Stored data:
+ + + + + + +

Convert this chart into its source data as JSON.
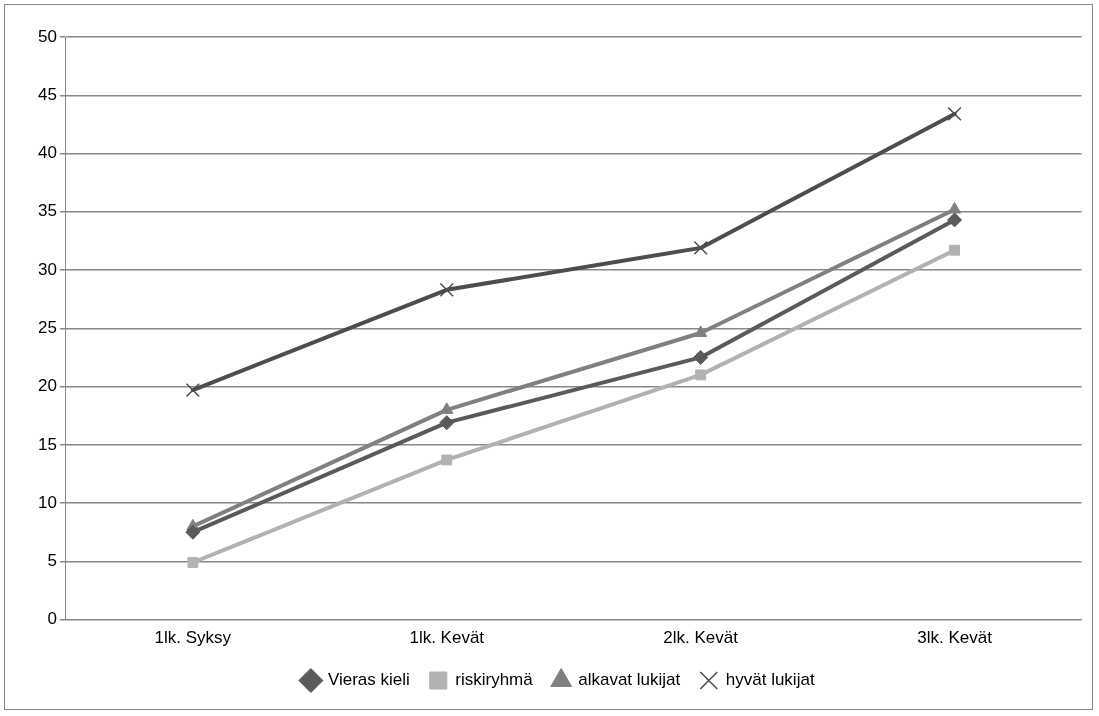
{
  "chart_data": {
    "type": "line",
    "categories": [
      "1lk. Syksy",
      "1lk. Kevät",
      "2lk. Kevät",
      "3lk. Kevät"
    ],
    "series": [
      {
        "name": "Vieras kieli",
        "color": "#5a5a5a",
        "marker": "diamond",
        "values": [
          7.5,
          16.9,
          22.5,
          34.3
        ]
      },
      {
        "name": "riskiryhmä",
        "color": "#b2b2b2",
        "marker": "square",
        "values": [
          4.9,
          13.7,
          21,
          31.7
        ]
      },
      {
        "name": "alkavat lukijat",
        "color": "#808080",
        "marker": "triangle",
        "values": [
          8,
          18,
          24.6,
          35.2
        ]
      },
      {
        "name": "hyvät lukijat",
        "color": "#4d4d4d",
        "marker": "cross",
        "values": [
          19.7,
          28.3,
          31.9,
          43.4
        ]
      }
    ],
    "ylim": [
      0,
      50
    ],
    "yticks": [
      0,
      5,
      10,
      15,
      20,
      25,
      30,
      35,
      40,
      45,
      50
    ],
    "grid": "y",
    "legend": "bottom",
    "line_style": "solid"
  }
}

+ + + + + + +

• _Your goal_
Going over the lines above, work out how many include "lukijat", then give only that number.

• _The solution_
2